(A block of data)
>> Begin

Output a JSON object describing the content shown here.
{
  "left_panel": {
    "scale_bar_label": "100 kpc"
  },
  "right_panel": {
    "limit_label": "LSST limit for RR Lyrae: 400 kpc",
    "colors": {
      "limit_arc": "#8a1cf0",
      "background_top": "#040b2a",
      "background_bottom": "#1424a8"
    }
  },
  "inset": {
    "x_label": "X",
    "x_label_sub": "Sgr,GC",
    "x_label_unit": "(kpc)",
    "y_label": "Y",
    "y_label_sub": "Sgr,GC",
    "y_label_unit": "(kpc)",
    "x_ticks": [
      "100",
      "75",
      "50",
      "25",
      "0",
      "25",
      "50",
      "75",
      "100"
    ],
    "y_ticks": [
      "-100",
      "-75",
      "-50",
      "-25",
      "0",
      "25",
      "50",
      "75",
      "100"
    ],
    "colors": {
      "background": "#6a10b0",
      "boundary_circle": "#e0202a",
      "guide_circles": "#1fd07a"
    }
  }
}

>> End
>> Begin

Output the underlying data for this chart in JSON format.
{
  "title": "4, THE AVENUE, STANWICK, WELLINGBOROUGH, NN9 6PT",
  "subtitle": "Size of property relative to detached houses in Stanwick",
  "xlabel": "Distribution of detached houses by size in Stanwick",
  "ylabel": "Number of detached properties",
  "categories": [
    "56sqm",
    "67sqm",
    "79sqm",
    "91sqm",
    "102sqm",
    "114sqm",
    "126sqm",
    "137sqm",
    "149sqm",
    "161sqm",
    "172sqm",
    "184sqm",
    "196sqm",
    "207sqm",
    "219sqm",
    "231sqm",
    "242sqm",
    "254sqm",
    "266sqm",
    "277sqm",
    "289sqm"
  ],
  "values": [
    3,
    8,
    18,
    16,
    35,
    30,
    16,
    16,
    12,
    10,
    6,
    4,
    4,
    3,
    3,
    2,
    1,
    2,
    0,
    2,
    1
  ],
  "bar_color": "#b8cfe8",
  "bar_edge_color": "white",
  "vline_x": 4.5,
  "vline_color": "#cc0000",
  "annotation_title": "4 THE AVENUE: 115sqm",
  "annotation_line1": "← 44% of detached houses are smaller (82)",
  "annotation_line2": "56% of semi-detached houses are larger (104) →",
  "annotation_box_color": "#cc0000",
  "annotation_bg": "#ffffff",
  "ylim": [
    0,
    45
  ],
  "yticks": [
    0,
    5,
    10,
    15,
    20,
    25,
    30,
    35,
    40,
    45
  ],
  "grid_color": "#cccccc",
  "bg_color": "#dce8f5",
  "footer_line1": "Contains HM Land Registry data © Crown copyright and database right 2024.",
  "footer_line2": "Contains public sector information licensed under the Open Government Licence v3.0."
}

>> End

* WHAT THE TASK ASKS *
Copy out every line in the entries above that holds "JSON".

* ANSWER BELOW *
Output a JSON object describing the content shown here.
Output the underlying data for this chart in JSON format.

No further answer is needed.